He joins the company of other authors such as Raymond Carver, Richard Price, Elmore Leonard and Don Winslow as being viewed as a "writer's writer."

The Smack is the story of Rowan Petty, a con artist down on his luck who goes after the score of a lifetime. But things take a bad turn and everyone in Rowan Petty’s life runs the risk of ending up as collateral damage.

“The Smack” portrays Rowan Petty, a con man, as a likable character. Did you have that idea in mind while writing the novel?

I create a character who seems unlikable on the surface, and my challenge is to get readers to develop an understanding of his motivations, and in the process discover the character is much more like themselves than they're comfortable acknowledging.

Rowan is a complicated man. Talk to us about character development and about your characters evolving through the course of your novels.

I think that must happen in a novel.

I started out as a short story writer. In a short story, the characters can remain fairly static. It’s really more about capturing one moment in someone’s life rather than portraying the character over an extended period of time.

The novels I enjoy reading and those I write involve character progression. I think part of what drives a novel’s narrative is following a character and seeing how he or she reacts and changes. In The Smack, Rowan Petty makes some significant changes and gets in touch with a past he’s shoved aside. Circumstances force him to confront a softer side of himself than what his work life entails.

What about con men and grifters seems to attract so many of us?

I recently read The Confidence Man by Herman Melville, written in the 1840s. In America, there’s always been a fascination with con men and their games whether with the early stock market, or horse racing scams as depicted in “The Sting.” Most of the cons these days are Internet-based, and I think what fascinates people is the notion of getting something for less than its real value. The mark is somewhat complicit in getting conned. I read somewhere that what’s great about Americans is they’re not so cynical—they still have hopefulness and optimism—so they can be conned.

People are fascinated by the psychology of getting something over on someone else. I enjoy reading about the psychological manipulation used to con people and the mechanics of con games—how they’re pulled off. In today’s political environment, the issue of truth versus a bill of goods is more relevant than ever before.

You’ve been called a literary writer and a crime writer. Will you talk about that?

I don’t care what they call me, so long as they don’t call me late for dinner.

Extracted information:

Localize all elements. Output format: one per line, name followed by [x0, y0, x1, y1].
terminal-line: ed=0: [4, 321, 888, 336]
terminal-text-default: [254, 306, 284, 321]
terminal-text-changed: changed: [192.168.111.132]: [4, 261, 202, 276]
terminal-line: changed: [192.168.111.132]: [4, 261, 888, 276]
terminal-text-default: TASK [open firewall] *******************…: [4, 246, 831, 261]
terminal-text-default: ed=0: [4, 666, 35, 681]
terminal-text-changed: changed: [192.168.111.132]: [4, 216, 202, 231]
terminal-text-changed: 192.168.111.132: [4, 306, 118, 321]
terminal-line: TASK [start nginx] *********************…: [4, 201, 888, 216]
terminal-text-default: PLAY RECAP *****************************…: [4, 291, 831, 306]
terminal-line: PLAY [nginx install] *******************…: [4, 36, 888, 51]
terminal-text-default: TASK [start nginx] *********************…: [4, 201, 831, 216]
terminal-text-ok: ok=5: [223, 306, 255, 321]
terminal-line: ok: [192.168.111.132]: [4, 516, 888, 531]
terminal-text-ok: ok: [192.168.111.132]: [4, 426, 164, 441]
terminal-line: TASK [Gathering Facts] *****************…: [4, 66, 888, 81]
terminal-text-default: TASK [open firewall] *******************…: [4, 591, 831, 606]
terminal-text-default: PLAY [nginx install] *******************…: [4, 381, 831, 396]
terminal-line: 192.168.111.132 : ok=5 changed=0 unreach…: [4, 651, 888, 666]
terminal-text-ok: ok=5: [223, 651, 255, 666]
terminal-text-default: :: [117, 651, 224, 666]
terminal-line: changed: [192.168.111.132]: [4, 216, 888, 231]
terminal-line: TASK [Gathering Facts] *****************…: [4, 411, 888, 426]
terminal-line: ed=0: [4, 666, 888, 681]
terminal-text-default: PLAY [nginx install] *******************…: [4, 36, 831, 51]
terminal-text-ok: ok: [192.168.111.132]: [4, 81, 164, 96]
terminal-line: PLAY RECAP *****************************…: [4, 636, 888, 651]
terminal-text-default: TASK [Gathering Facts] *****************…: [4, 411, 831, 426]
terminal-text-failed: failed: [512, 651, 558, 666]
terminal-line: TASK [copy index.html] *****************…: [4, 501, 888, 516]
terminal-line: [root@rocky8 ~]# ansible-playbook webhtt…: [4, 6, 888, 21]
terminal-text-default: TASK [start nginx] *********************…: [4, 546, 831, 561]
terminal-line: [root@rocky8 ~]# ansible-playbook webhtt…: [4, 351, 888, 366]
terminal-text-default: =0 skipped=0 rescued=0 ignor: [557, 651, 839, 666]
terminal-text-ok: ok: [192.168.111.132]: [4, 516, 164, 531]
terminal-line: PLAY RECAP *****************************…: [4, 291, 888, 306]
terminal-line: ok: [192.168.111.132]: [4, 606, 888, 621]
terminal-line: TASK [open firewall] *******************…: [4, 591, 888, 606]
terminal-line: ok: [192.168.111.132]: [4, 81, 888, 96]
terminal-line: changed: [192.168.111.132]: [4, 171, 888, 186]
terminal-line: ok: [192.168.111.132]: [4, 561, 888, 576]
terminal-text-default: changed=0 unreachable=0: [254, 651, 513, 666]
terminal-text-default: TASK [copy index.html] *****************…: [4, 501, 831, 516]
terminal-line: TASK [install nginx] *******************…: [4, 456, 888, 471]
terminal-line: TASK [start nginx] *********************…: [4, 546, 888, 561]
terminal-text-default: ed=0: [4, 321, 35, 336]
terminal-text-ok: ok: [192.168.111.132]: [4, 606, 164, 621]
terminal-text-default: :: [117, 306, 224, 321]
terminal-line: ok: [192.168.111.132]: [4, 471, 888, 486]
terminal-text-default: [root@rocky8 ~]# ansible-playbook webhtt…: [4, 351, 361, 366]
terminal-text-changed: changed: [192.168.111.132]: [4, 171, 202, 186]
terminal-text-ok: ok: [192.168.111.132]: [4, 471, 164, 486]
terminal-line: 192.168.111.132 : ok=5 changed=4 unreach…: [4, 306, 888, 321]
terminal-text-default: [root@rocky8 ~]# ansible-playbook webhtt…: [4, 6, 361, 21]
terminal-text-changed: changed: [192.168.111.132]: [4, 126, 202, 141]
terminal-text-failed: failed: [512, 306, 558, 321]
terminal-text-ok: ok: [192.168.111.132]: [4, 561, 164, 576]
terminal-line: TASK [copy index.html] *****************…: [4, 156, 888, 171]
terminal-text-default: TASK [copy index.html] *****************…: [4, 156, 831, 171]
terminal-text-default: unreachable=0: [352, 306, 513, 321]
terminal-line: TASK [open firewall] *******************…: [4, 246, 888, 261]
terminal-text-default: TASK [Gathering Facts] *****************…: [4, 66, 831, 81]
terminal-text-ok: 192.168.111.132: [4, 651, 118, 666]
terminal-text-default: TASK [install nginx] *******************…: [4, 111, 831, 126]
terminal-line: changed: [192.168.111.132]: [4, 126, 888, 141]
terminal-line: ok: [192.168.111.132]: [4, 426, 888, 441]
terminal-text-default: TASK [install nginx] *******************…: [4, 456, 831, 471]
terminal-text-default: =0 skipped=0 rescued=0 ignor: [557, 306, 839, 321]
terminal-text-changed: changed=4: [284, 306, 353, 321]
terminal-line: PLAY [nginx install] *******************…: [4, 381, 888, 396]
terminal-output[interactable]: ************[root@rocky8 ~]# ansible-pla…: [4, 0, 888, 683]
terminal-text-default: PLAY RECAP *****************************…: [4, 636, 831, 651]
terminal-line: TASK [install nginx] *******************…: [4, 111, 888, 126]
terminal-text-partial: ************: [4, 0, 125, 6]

List of tasks:
1 - Can you reproduce the passage of the interview between "The Smack is" and "writing the novel?", inclusive?
2 - Could you recast the records from their first line through the line holding "216, 202, 231]", inclusive, as a JSON list of strings with one string per line and blank lines left out?
The records are unrelated to the interview.

Outputs by task:
1 -
The Smack is the story of Rowan Petty, a con artist down on his luck who goes after the score of a lifetime. But things take a bad turn and everyone in Rowan Petty’s life runs the risk of ending up as collateral damage.

“The Smack” portrays Rowan Petty, a con man, as a likable character. Did you have that idea in mind while writing the novel?

2 -
[
  "Localize all elements. Output format: one per line, name followed by [x0, y0, x1, y1].",
  "terminal-line: ed=0: [4, 321, 888, 336]",
  "terminal-text-default: [254, 306, 284, 321]",
  "terminal-text-changed: changed: [192.168.111.132]: [4, 261, 202, 276]",
  "terminal-line: changed: [192.168.111.132]: [4, 261, 888, 276]",
  "terminal-text-default: TASK [open firewall] *******************…: [4, 246, 831, 261]",
  "terminal-text-default: ed=0: [4, 666, 35, 681]",
  "terminal-text-changed: changed: [192.168.111.132]: [4, 216, 202, 231]"
]